— Begin Dataset records —

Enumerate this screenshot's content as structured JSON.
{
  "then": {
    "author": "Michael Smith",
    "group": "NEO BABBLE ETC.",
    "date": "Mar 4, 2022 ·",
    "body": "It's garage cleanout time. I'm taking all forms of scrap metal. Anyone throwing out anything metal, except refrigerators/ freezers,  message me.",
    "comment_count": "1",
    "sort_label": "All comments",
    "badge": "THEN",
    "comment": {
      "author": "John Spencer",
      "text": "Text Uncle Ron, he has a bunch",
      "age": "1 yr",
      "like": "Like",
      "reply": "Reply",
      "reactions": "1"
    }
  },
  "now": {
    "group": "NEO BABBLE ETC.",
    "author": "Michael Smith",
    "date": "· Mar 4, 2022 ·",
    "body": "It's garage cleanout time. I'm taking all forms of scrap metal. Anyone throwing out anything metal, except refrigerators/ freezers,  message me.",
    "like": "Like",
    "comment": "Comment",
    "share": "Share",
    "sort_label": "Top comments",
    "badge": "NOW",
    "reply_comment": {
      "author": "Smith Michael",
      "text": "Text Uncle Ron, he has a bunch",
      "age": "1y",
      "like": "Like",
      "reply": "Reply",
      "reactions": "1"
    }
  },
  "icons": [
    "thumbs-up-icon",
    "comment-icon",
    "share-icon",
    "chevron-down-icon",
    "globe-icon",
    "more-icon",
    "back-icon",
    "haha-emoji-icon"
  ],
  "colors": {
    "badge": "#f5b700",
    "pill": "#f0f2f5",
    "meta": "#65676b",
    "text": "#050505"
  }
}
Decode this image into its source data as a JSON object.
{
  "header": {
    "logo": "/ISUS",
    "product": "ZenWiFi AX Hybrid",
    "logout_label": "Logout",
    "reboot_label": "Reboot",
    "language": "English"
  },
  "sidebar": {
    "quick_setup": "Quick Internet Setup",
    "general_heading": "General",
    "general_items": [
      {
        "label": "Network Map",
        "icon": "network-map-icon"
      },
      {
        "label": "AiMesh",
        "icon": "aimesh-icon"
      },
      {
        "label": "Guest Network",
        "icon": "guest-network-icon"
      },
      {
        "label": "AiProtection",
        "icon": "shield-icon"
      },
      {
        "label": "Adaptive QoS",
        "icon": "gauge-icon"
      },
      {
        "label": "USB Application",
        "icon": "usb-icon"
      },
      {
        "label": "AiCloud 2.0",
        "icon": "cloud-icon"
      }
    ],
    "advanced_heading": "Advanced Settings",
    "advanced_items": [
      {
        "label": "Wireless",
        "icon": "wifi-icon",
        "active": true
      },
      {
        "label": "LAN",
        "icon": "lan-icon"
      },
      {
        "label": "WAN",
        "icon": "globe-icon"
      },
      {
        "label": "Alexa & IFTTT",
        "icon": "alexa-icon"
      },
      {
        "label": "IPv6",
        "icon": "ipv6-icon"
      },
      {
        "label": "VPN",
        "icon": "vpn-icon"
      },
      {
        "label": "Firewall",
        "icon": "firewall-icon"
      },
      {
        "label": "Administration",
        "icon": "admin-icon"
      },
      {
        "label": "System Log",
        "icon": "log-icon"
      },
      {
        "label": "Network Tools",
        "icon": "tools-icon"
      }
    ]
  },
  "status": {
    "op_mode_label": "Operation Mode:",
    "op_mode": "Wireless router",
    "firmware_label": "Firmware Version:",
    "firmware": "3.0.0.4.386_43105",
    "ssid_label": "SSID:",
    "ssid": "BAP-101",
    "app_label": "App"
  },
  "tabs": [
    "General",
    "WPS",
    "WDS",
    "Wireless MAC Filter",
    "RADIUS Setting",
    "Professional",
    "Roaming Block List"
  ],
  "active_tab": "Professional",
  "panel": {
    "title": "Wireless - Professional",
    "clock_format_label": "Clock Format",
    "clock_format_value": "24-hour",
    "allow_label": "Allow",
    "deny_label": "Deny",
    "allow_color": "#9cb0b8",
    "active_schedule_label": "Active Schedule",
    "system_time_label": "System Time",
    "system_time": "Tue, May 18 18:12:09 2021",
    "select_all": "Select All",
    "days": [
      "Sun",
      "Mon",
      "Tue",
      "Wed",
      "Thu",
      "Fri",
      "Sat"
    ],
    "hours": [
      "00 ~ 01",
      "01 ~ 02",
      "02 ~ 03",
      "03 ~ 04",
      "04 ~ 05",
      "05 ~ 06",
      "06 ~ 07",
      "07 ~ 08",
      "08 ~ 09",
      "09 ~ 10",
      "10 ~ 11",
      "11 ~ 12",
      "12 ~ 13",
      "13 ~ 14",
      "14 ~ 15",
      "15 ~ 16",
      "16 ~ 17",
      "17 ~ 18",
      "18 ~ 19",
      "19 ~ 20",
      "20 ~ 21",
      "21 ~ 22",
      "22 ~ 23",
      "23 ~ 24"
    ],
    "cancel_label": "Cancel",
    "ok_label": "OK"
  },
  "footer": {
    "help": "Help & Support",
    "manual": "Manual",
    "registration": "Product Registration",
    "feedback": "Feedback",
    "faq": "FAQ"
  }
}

— End Dataset records —

Set exercise:
Retype all the material above precisely, with no line left out.

Result below:
Enumerate this screenshot's content as structured JSON.
{
  "then": {
    "author": "Michael Smith",
    "group": "NEO BABBLE ETC.",
    "date": "Mar 4, 2022 ·",
    "body": "It's garage cleanout time. I'm taking all forms of scrap metal. Anyone throwing out anything metal, except refrigerators/ freezers,  message me.",
    "comment_count": "1",
    "sort_label": "All comments",
    "badge": "THEN",
    "comment": {
      "author": "John Spencer",
      "text": "Text Uncle Ron, he has a bunch",
      "age": "1 yr",
      "like": "Like",
      "reply": "Reply",
      "reactions": "1"
    }
  },
  "now": {
    "group": "NEO BABBLE ETC.",
    "author": "Michael Smith",
    "date": "· Mar 4, 2022 ·",
    "body": "It's garage cleanout time. I'm taking all forms of scrap metal. Anyone throwing out anything metal, except refrigerators/ freezers,  message me.",
    "like": "Like",
    "comment": "Comment",
    "share": "Share",
    "sort_label": "Top comments",
    "badge": "NOW",
    "reply_comment": {
      "author": "Smith Michael",
      "text": "Text Uncle Ron, he has a bunch",
      "age": "1y",
      "like": "Like",
      "reply": "Reply",
      "reactions": "1"
    }
  },
  "icons": [
    "thumbs-up-icon",
    "comment-icon",
    "share-icon",
    "chevron-down-icon",
    "globe-icon",
    "more-icon",
    "back-icon",
    "haha-emoji-icon"
  ],
  "colors": {
    "badge": "#f5b700",
    "pill": "#f0f2f5",
    "meta": "#65676b",
    "text": "#050505"
  }
}
Decode this image into its source data as a JSON object.
{
  "header": {
    "logo": "/ISUS",
    "product": "ZenWiFi AX Hybrid",
    "logout_label": "Logout",
    "reboot_label": "Reboot",
    "language": "English"
  },
  "sidebar": {
    "quick_setup": "Quick Internet Setup",
    "general_heading": "General",
    "general_items": [
      {
        "label": "Network Map",
        "icon": "network-map-icon"
      },
      {
        "label": "AiMesh",
        "icon": "aimesh-icon"
      },
      {
        "label": "Guest Network",
        "icon": "guest-network-icon"
      },
      {
        "label": "AiProtection",
        "icon": "shield-icon"
      },
      {
        "label": "Adaptive QoS",
        "icon": "gauge-icon"
      },
      {
        "label": "USB Application",
        "icon": "usb-icon"
      },
      {
        "label": "AiCloud 2.0",
        "icon": "cloud-icon"
      }
    ],
    "advanced_heading": "Advanced Settings",
    "advanced_items": [
      {
        "label": "Wireless",
        "icon": "wifi-icon",
        "active": true
      },
      {
        "label": "LAN",
        "icon": "lan-icon"
      },
      {
        "label": "WAN",
        "icon": "globe-icon"
      },
      {
        "label": "Alexa & IFTTT",
        "icon": "alexa-icon"
      },
      {
        "label": "IPv6",
        "icon": "ipv6-icon"
      },
      {
        "label": "VPN",
        "icon": "vpn-icon"
      },
      {
        "label": "Firewall",
        "icon": "firewall-icon"
      },
      {
        "label": "Administration",
        "icon": "admin-icon"
      },
      {
        "label": "System Log",
        "icon": "log-icon"
      },
      {
        "label": "Network Tools",
        "icon": "tools-icon"
      }
    ]
  },
  "status": {
    "op_mode_label": "Operation Mode:",
    "op_mode": "Wireless router",
    "firmware_label": "Firmware Version:",
    "firmware": "3.0.0.4.386_43105",
    "ssid_label": "SSID:",
    "ssid": "BAP-101",
    "app_label": "App"
  },
  "tabs": [
    "General",
    "WPS",
    "WDS",
    "Wireless MAC Filter",
    "RADIUS Setting",
    "Professional",
    "Roaming Block List"
  ],
  "active_tab": "Professional",
  "panel": {
    "title": "Wireless - Professional",
    "clock_format_label": "Clock Format",
    "clock_format_value": "24-hour",
    "allow_label": "Allow",
    "deny_label": "Deny",
    "allow_color": "#9cb0b8",
    "active_schedule_label": "Active Schedule",
    "system_time_label": "System Time",
    "system_time": "Tue, May 18 18:12:09 2021",
    "select_all": "Select All",
    "days": [
      "Sun",
      "Mon",
      "Tue",
      "Wed",
      "Thu",
      "Fri",
      "Sat"
    ],
    "hours": [
      "00 ~ 01",
      "01 ~ 02",
      "02 ~ 03",
      "03 ~ 04",
      "04 ~ 05",
      "05 ~ 06",
      "06 ~ 07",
      "07 ~ 08",
      "08 ~ 09",
      "09 ~ 10",
      "10 ~ 11",
      "11 ~ 12",
      "12 ~ 13",
      "13 ~ 14",
      "14 ~ 15",
      "15 ~ 16",
      "16 ~ 17",
      "17 ~ 18",
      "18 ~ 19",
      "19 ~ 20",
      "20 ~ 21",
      "21 ~ 22",
      "22 ~ 23",
      "23 ~ 24"
    ],
    "cancel_label": "Cancel",
    "ok_label": "OK"
  },
  "footer": {
    "help": "Help & Support",
    "manual": "Manual",
    "registration": "Product Registration",
    "feedback": "Feedback",
    "faq": "FAQ"
  }
}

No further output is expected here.